## BEGIN The records

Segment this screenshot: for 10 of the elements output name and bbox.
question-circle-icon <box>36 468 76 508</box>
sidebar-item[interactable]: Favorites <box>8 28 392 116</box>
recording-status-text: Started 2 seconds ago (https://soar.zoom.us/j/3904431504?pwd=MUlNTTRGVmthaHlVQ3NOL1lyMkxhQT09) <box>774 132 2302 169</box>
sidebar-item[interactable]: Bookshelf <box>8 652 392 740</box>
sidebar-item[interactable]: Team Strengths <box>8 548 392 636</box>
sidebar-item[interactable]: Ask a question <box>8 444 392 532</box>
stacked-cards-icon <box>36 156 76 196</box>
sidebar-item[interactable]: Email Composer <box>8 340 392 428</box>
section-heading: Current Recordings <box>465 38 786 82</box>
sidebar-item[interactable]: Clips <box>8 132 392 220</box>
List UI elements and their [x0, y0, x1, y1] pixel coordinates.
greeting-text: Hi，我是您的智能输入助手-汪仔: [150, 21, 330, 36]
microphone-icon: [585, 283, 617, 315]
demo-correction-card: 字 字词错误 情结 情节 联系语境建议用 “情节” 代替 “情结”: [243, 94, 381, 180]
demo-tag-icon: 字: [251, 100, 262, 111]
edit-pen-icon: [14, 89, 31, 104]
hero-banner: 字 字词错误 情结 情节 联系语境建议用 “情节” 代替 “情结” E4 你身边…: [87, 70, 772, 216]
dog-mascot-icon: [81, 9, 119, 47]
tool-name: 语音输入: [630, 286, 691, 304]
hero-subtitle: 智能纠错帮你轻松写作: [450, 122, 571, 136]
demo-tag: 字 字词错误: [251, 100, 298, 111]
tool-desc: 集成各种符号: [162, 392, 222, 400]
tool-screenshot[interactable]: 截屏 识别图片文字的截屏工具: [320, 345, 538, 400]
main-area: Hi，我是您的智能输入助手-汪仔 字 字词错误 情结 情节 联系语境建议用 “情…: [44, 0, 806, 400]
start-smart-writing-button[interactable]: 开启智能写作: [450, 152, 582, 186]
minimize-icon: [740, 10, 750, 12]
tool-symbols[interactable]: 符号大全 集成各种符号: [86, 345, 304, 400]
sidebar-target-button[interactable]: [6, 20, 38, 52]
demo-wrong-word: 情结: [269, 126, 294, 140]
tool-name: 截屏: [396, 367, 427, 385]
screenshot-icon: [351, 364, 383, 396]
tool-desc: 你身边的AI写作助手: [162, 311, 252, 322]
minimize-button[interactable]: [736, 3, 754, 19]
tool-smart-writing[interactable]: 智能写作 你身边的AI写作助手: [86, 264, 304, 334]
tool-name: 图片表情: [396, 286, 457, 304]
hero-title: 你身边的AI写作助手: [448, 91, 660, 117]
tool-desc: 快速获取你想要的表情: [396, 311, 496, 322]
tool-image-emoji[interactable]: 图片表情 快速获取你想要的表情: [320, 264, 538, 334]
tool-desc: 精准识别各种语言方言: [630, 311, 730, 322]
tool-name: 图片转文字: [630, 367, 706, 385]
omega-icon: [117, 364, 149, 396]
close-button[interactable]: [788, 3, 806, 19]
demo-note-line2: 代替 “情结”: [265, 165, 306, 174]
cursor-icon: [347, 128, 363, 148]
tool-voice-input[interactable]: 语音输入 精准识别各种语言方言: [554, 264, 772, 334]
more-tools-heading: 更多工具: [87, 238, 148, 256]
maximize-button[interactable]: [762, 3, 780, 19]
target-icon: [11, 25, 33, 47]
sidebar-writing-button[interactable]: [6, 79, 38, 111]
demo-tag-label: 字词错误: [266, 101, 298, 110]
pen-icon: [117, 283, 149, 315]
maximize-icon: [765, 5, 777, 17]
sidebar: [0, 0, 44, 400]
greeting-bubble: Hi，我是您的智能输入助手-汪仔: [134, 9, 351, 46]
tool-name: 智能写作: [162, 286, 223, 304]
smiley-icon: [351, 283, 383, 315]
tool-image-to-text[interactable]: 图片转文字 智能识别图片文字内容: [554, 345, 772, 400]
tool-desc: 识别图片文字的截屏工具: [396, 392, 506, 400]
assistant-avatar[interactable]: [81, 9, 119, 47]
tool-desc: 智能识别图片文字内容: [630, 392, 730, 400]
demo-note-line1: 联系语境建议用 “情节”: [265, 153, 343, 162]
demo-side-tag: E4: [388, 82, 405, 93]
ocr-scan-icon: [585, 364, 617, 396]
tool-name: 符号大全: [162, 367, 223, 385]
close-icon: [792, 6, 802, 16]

## END The records

What the task requires
Pick out every line in the listing above that contains the string "heading". Treat uppercase and lowercase letters as different.

Result of this task
section-heading: Current Recordings <box>465 38 786 82</box>
more-tools-heading: 更多工具: [87, 238, 148, 256]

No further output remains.